>> Begin

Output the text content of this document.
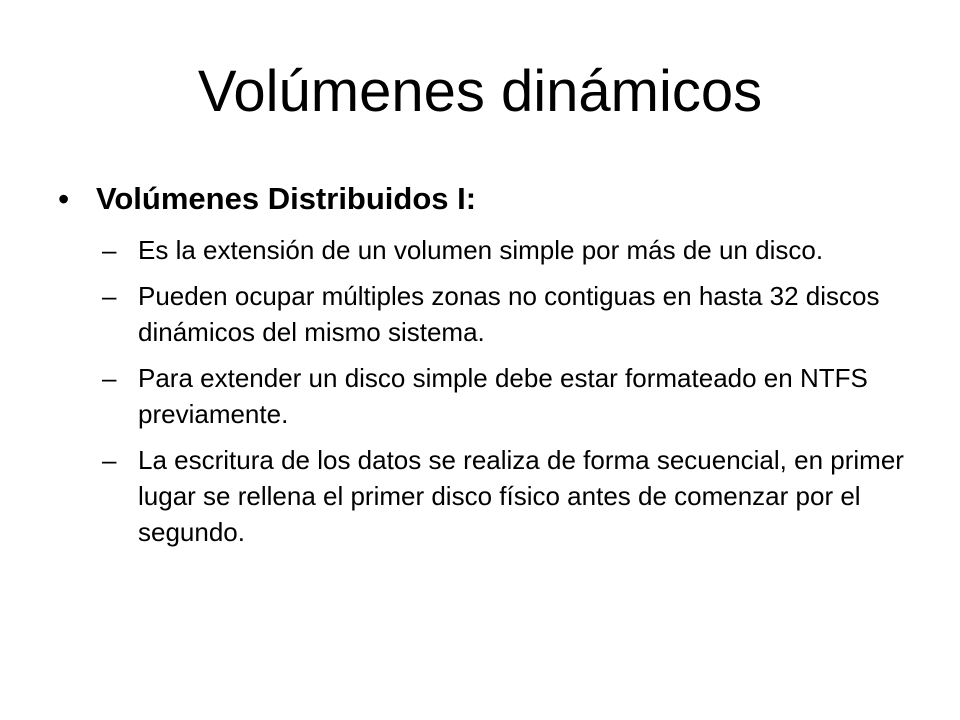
Volúmenes dinámicos
• Volúmenes Distribuidos I:
– Es la extensión de un volumen simple por más de un disco.
– Pueden ocupar múltiples zonas no contiguas en hasta 32 discos dinámicos del mismo sistema.
– Para extender un disco simple debe estar formateado en NTFS previamente.
– La escritura de los datos se realiza de forma secuencial, en primer lugar se rellena el primer disco físico antes de comenzar por el segundo.
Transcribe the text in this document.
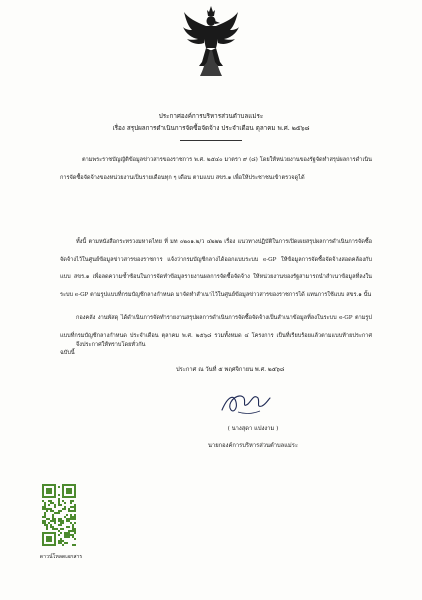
ประกาศองค์การบริหารส่วนตำบลแม่ระ
เรื่อง สรุปผลการดำเนินการจัดซื้อจัดจ้าง ประจำเดือน ตุลาคม พ.ศ. ๒๕๖๘
ตามพระราชบัญญัติข้อมูลข่าวสารของราชการ พ.ศ. ๒๕๔๐ มาตรา ๙ (๘) โดยให้หน่วยงานของรัฐจัดทำสรุปผลการดำเนินการจัดซื้อจัดจ้างของหน่วยงานเป็นรายเดือนทุก ๆ เดือน ตามแบบ สขร.๑ เพื่อให้ประชาชนเข้าตรวจดูได้
ทั้งนี้ ตามหนังสือกระทรวงมหาดไทย ที่ มท ๐๒๐๑.๒/ว ๔๒๒๒ เรื่อง แนวทางปฏิบัติในการเปิดเผยสรุปผลการดำเนินการจัดซื้อจัดจ้างไว้ในศูนย์ข้อมูลข่าวสารของราชการ แจ้งว่ากรมบัญชีกลางได้ออกแบบระบบ e-GP ให้ข้อมูลการจัดซื้อจัดจ้างสอดคล้องกับแบบ สขร.๑ เพื่อลดความซ้ำซ้อนในการจัดทำข้อมูลรายงานผลการจัดซื้อจัดจ้าง ให้หน่วยงานของรัฐสามารถนำสำเนาข้อมูลที่ลงในระบบ e-GP ตามรูปแบบที่กรมบัญชีกลางกำหนด มาจัดทำสำเนาไว้ในศูนย์ข้อมูลข่าวสารของราชการได้ แทนการใช้แบบ สขร.๑ นั้น
กองคลัง งานพัสดุ ได้ดำเนินการจัดทำรายงานสรุปผลการดำเนินการจัดซื้อจัดจ้างเป็นสำเนาข้อมูลที่ลงในระบบ e-GP ตามรูปแบบที่กรมบัญชีกลางกำหนด ประจำเดือน ตุลาคม พ.ศ. ๒๕๖๘ รวมทั้งหมด ๔ โครงการ เป็นที่เรียบร้อยแล้วตามแบบท้ายประกาศฉบับนี้
จึงประกาศให้ทราบโดยทั่วกัน
ประกาศ ณ วันที่ ๕ พฤศจิกายน พ.ศ. ๒๕๖๘
( นางสุดา แปงงาม )
นายกองค์การบริหารส่วนตำบลแม่ระ
ดาวน์โหลดเอกสาร
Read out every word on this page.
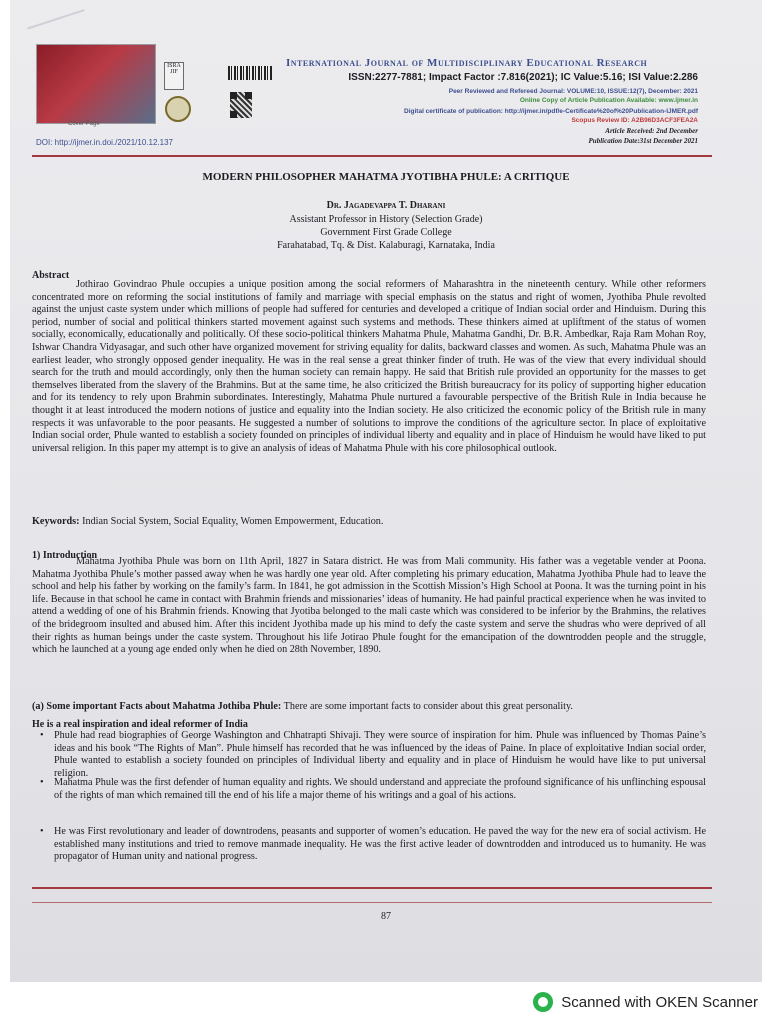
Cover Page
ISRA JIF
International Journal of Multidisciplinary Educational Research
ISSN:2277-7881; Impact Factor :7.816(2021); IC Value:5.16; ISI Value:2.286
Peer Reviewed and Refereed Journal: VOLUME:10, ISSUE:12(7), December: 2021
Online Copy of Article Publication Available: www.ijmer.in
Digital certificate of publication: http://ijmer.in/pdf/e-Certificate%20of%20Publication-IJMER.pdf
Scopus Review ID: A2B96D3ACF3FEA2A
Article Received: 2nd December
Publication Date:31st December 2021
DOI: http://ijmer.in.doi./2021/10.12.137
MODERN PHILOSOPHER MAHATMA JYOTIBHA PHULE: A CRITIQUE
Dr. Jagadevappa T. Dharani
Assistant Professor in History (Selection Grade)
Government First Grade College
Farahatabad, Tq. & Dist. Kalaburagi, Karnataka, India
Abstract
Jothirao Govindrao Phule occupies a unique position among the social reformers of Maharashtra in the nineteenth century. While other reformers concentrated more on reforming the social institutions of family and marriage with special emphasis on the status and right of women, Jyothiba Phule revolted against the unjust caste system under which millions of people had suffered for centuries and developed a critique of Indian social order and Hinduism. During this period, number of social and political thinkers started movement against such systems and methods. These thinkers aimed at upliftment of the status of women socially, economically, educationally and politically. Of these socio-political thinkers Mahatma Phule, Mahatma Gandhi, Dr. B.R. Ambedkar, Raja Ram Mohan Roy, Ishwar Chandra Vidyasagar, and such other have organized movement for striving equality for dalits, backward classes and women. As such, Mahatma Phule was an earliest leader, who strongly opposed gender inequality. He was in the real sense a great thinker finder of truth. He was of the view that every individual should search for the truth and mould accordingly, only then the human society can remain happy. He said that British rule provided an opportunity for the masses to get themselves liberated from the slavery of the Brahmins. But at the same time, he also criticized the British bureaucracy for its policy of supporting higher education and for its tendency to rely upon Brahmin subordinates. Interestingly, Mahatma Phule nurtured a favourable perspective of the British Rule in India because he thought it at least introduced the modern notions of justice and equality into the Indian society. He also criticized the economic policy of the British rule in many respects it was unfavorable to the poor peasants. He suggested a number of solutions to improve the conditions of the agriculture sector. In place of exploitative Indian social order, Phule wanted to establish a society founded on principles of individual liberty and equality and in place of Hinduism he would have liked to put universal religion. In this paper my attempt is to give an analysis of ideas of Mahatma Phule with his core philosophical outlook.
Keywords: Indian Social System, Social Equality, Women Empowerment, Education.
1) Introduction
Mahatma Jyothiba Phule was born on 11th April, 1827 in Satara district. He was from Mali community. His father was a vegetable vender at Poona. Mahatma Jyothiba Phule’s mother passed away when he was hardly one year old. After completing his primary education, Mahatma Jyothiba Phule had to leave the school and help his father by working on the family’s farm. In 1841, he got admission in the Scottish Mission’s High School at Poona. It was the turning point in his life. Because in that school he came in contact with Brahmin friends and missionaries’ ideas of humanity. He had painful practical experience when he was invited to attend a wedding of one of his Brahmin friends. Knowing that Jyotiba belonged to the mali caste which was considered to be inferior by the Brahmins, the relatives of the bridegroom insulted and abused him. After this incident Jyothiba made up his mind to defy the caste system and serve the shudras who were deprived of all their rights as human beings under the caste system. Throughout his life Jotirao Phule fought for the emancipation of the downtrodden people and the struggle, which he launched at a young age ended only when he died on 28th November, 1890.
(a) Some important Facts about Mahatma Jothiba Phule: There are some important facts to consider about this great personality.
He is a real inspiration and ideal reformer of India
• Phule had read biographies of George Washington and Chhatrapti Shivaji. They were source of inspiration for him. Phule was influenced by Thomas Paine’s ideas and his book “The Rights of Man”. Phule himself has recorded that he was influenced by the ideas of Paine. In place of exploitative Indian social order, Phule wanted to establish a society founded on principles of Individual liberty and equality and in place of Hinduism he would have like to put universal religion.
• Mahatma Phule was the first defender of human equality and rights. We should understand and appreciate the profound significance of his unflinching espousal of the rights of man which remained till the end of his life a major theme of his writings and a goal of his actions.
• He was First revolutionary and leader of downtrodens, peasants and supporter of women’s education. He paved the way for the new era of social activism. He established many institutions and tried to remove manmade inequality. He was the first active leader of downtrodden and introduced us to humanity. He was propagator of Human unity and national progress.
87
Scanned with OKEN Scanner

>> End

> _Objective_: The records above must be transcribed exactly. Pictures are left out of the copy.

> _The reply_:
Output the text content of this document.
Volúmenes dinámicos
• Volúmenes Distribuidos I:
– Es la extensión de un volumen simple por más de un disco.
– Pueden ocupar múltiples zonas no contiguas en hasta 32 discos dinámicos del mismo sistema.
– Para extender un disco simple debe estar formateado en NTFS previamente.
– La escritura de los datos se realiza de forma secuencial, en primer lugar se rellena el primer disco físico antes de comenzar por el segundo.
Transcribe the text in this document.
ประกาศองค์การบริหารส่วนตำบลแม่ระ
เรื่อง สรุปผลการดำเนินการจัดซื้อจัดจ้าง ประจำเดือน ตุลาคม พ.ศ. ๒๕๖๘
ตามพระราชบัญญัติข้อมูลข่าวสารของราชการ พ.ศ. ๒๕๔๐ มาตรา ๙ (๘) โดยให้หน่วยงานของรัฐจัดทำสรุปผลการดำเนินการจัดซื้อจัดจ้างของหน่วยงานเป็นรายเดือนทุก ๆ เดือน ตามแบบ สขร.๑ เพื่อให้ประชาชนเข้าตรวจดูได้
ทั้งนี้ ตามหนังสือกระทรวงมหาดไทย ที่ มท ๐๒๐๑.๒/ว ๔๒๒๒ เรื่อง แนวทางปฏิบัติในการเปิดเผยสรุปผลการดำเนินการจัดซื้อจัดจ้างไว้ในศูนย์ข้อมูลข่าวสารของราชการ แจ้งว่ากรมบัญชีกลางได้ออกแบบระบบ e-GP ให้ข้อมูลการจัดซื้อจัดจ้างสอดคล้องกับแบบ สขร.๑ เพื่อลดความซ้ำซ้อนในการจัดทำข้อมูลรายงานผลการจัดซื้อจัดจ้าง ให้หน่วยงานของรัฐสามารถนำสำเนาข้อมูลที่ลงในระบบ e-GP ตามรูปแบบที่กรมบัญชีกลางกำหนด มาจัดทำสำเนาไว้ในศูนย์ข้อมูลข่าวสารของราชการได้ แทนการใช้แบบ สขร.๑ นั้น
กองคลัง งานพัสดุ ได้ดำเนินการจัดทำรายงานสรุปผลการดำเนินการจัดซื้อจัดจ้างเป็นสำเนาข้อมูลที่ลงในระบบ e-GP ตามรูปแบบที่กรมบัญชีกลางกำหนด ประจำเดือน ตุลาคม พ.ศ. ๒๕๖๘ รวมทั้งหมด ๔ โครงการ เป็นที่เรียบร้อยแล้วตามแบบท้ายประกาศฉบับนี้
จึงประกาศให้ทราบโดยทั่วกัน
ประกาศ ณ วันที่ ๕ พฤศจิกายน พ.ศ. ๒๕๖๘
( นางสุดา แปงงาม )
นายกองค์การบริหารส่วนตำบลแม่ระ
ดาวน์โหลดเอกสาร
Read out every word on this page.
Cover Page
ISRA JIF
International Journal of Multidisciplinary Educational Research
ISSN:2277-7881; Impact Factor :7.816(2021); IC Value:5.16; ISI Value:2.286
Peer Reviewed and Refereed Journal: VOLUME:10, ISSUE:12(7), December: 2021
Online Copy of Article Publication Available: www.ijmer.in
Digital certificate of publication: http://ijmer.in/pdf/e-Certificate%20of%20Publication-IJMER.pdf
Scopus Review ID: A2B96D3ACF3FEA2A
Article Received: 2nd December
Publication Date:31st December 2021
DOI: http://ijmer.in.doi./2021/10.12.137
MODERN PHILOSOPHER MAHATMA JYOTIBHA PHULE: A CRITIQUE
Dr. Jagadevappa T. Dharani
Assistant Professor in History (Selection Grade)
Government First Grade College
Farahatabad, Tq. & Dist. Kalaburagi, Karnataka, India
Abstract
Jothirao Govindrao Phule occupies a unique position among the social reformers of Maharashtra in the nineteenth century. While other reformers concentrated more on reforming the social institutions of family and marriage with special emphasis on the status and right of women, Jyothiba Phule revolted against the unjust caste system under which millions of people had suffered for centuries and developed a critique of Indian social order and Hinduism. During this period, number of social and political thinkers started movement against such systems and methods. These thinkers aimed at upliftment of the status of women socially, economically, educationally and politically. Of these socio-political thinkers Mahatma Phule, Mahatma Gandhi, Dr. B.R. Ambedkar, Raja Ram Mohan Roy, Ishwar Chandra Vidyasagar, and such other have organized movement for striving equality for dalits, backward classes and women. As such, Mahatma Phule was an earliest leader, who strongly opposed gender inequality. He was in the real sense a great thinker finder of truth. He was of the view that every individual should search for the truth and mould accordingly, only then the human society can remain happy. He said that British rule provided an opportunity for the masses to get themselves liberated from the slavery of the Brahmins. But at the same time, he also criticized the British bureaucracy for its policy of supporting higher education and for its tendency to rely upon Brahmin subordinates. Interestingly, Mahatma Phule nurtured a favourable perspective of the British Rule in India because he thought it at least introduced the modern notions of justice and equality into the Indian society. He also criticized the economic policy of the British rule in many respects it was unfavorable to the poor peasants. He suggested a number of solutions to improve the conditions of the agriculture sector. In place of exploitative Indian social order, Phule wanted to establish a society founded on principles of individual liberty and equality and in place of Hinduism he would have liked to put universal religion. In this paper my attempt is to give an analysis of ideas of Mahatma Phule with his core philosophical outlook.
Keywords: Indian Social System, Social Equality, Women Empowerment, Education.
1) Introduction
Mahatma Jyothiba Phule was born on 11th April, 1827 in Satara district. He was from Mali community. His father was a vegetable vender at Poona. Mahatma Jyothiba Phule’s mother passed away when he was hardly one year old. After completing his primary education, Mahatma Jyothiba Phule had to leave the school and help his father by working on the family’s farm. In 1841, he got admission in the Scottish Mission’s High School at Poona. It was the turning point in his life. Because in that school he came in contact with Brahmin friends and missionaries’ ideas of humanity. He had painful practical experience when he was invited to attend a wedding of one of his Brahmin friends. Knowing that Jyotiba belonged to the mali caste which was considered to be inferior by the Brahmins, the relatives of the bridegroom insulted and abused him. After this incident Jyothiba made up his mind to defy the caste system and serve the shudras who were deprived of all their rights as human beings under the caste system. Throughout his life Jotirao Phule fought for the emancipation of the downtrodden people and the struggle, which he launched at a young age ended only when he died on 28th November, 1890.
(a) Some important Facts about Mahatma Jothiba Phule: There are some important facts to consider about this great personality.
He is a real inspiration and ideal reformer of India
• Phule had read biographies of George Washington and Chhatrapti Shivaji. They were source of inspiration for him. Phule was influenced by Thomas Paine’s ideas and his book “The Rights of Man”. Phule himself has recorded that he was influenced by the ideas of Paine. In place of exploitative Indian social order, Phule wanted to establish a society founded on principles of Individual liberty and equality and in place of Hinduism he would have like to put universal religion.
• Mahatma Phule was the first defender of human equality and rights. We should understand and appreciate the profound significance of his unflinching espousal of the rights of man which remained till the end of his life a major theme of his writings and a goal of his actions.
• He was First revolutionary and leader of downtrodens, peasants and supporter of women’s education. He paved the way for the new era of social activism. He established many institutions and tried to remove manmade inequality. He was the first active leader of downtrodden and introduced us to humanity. He was propagator of Human unity and national progress.
87
Scanned with OKEN Scanner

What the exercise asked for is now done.